* [AIM OF THE TASK] How many lines of the records hold the string "JSON"? Reply with the number alone.
__________
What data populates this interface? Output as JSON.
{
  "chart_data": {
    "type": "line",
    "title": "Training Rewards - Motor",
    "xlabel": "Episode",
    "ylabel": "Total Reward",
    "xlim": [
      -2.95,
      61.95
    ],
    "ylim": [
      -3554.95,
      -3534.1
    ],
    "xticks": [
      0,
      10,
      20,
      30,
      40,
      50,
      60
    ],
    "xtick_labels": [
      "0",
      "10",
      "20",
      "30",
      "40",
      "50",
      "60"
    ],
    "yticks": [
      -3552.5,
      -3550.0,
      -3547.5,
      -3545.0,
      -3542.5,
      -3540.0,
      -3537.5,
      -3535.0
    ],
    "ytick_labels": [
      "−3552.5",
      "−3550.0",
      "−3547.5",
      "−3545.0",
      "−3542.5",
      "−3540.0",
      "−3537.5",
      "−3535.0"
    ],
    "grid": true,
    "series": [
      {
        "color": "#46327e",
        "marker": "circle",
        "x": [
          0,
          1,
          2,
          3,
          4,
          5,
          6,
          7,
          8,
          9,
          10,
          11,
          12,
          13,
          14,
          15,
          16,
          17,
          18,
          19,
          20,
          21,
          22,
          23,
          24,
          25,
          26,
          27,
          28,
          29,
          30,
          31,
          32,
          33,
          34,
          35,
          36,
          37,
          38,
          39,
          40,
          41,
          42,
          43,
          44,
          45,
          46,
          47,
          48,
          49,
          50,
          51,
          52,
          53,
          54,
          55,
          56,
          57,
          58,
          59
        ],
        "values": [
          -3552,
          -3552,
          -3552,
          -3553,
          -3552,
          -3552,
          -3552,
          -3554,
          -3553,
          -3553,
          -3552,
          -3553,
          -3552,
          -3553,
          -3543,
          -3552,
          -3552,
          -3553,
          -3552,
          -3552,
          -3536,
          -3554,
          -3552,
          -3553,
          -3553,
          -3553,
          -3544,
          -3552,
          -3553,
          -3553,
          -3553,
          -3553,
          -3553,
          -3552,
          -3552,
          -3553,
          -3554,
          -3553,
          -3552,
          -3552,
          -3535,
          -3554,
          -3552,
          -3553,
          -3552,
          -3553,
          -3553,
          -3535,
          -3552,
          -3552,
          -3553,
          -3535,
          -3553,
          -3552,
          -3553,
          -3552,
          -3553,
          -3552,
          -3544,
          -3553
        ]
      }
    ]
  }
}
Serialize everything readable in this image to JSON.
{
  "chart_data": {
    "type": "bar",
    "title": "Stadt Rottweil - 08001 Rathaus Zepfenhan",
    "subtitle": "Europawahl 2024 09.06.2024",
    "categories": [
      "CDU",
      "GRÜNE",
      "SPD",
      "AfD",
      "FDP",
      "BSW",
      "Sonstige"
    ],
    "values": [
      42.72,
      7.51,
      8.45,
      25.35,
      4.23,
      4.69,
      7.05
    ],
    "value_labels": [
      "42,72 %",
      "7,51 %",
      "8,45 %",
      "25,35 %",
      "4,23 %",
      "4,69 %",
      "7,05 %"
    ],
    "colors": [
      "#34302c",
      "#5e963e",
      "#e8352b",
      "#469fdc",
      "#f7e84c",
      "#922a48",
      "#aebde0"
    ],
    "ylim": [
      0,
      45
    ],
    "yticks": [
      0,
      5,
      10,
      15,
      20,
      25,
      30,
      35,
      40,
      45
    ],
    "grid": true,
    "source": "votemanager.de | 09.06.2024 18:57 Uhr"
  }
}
__________
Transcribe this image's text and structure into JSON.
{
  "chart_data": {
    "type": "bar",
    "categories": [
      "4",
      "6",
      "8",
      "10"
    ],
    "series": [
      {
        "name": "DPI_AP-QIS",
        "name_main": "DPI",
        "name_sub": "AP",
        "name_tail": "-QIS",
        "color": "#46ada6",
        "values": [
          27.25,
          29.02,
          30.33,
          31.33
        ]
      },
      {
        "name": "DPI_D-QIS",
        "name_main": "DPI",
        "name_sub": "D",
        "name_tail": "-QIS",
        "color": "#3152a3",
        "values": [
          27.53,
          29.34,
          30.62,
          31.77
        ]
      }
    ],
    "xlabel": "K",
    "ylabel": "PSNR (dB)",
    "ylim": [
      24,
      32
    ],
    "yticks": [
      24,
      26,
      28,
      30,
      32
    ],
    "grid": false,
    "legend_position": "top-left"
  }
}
__________
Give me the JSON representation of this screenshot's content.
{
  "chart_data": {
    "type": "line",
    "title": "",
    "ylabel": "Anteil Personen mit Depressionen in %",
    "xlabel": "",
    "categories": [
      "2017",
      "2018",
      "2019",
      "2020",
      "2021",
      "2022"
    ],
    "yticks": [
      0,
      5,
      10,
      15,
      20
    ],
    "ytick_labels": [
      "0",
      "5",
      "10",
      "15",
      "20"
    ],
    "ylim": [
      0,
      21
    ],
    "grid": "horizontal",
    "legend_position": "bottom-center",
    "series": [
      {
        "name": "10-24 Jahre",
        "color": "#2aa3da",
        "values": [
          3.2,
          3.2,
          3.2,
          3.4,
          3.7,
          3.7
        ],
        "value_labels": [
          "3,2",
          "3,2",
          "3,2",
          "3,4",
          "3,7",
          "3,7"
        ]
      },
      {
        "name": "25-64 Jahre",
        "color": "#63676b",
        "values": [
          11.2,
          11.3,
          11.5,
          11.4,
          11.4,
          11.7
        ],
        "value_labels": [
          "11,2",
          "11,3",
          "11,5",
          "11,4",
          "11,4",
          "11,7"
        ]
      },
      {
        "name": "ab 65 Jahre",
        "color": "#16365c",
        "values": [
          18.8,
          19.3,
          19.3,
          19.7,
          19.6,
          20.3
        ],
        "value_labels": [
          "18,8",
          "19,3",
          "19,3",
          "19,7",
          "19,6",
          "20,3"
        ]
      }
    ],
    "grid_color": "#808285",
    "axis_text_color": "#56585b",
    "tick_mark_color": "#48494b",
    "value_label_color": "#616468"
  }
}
__________
* [THE RESPONSE] 4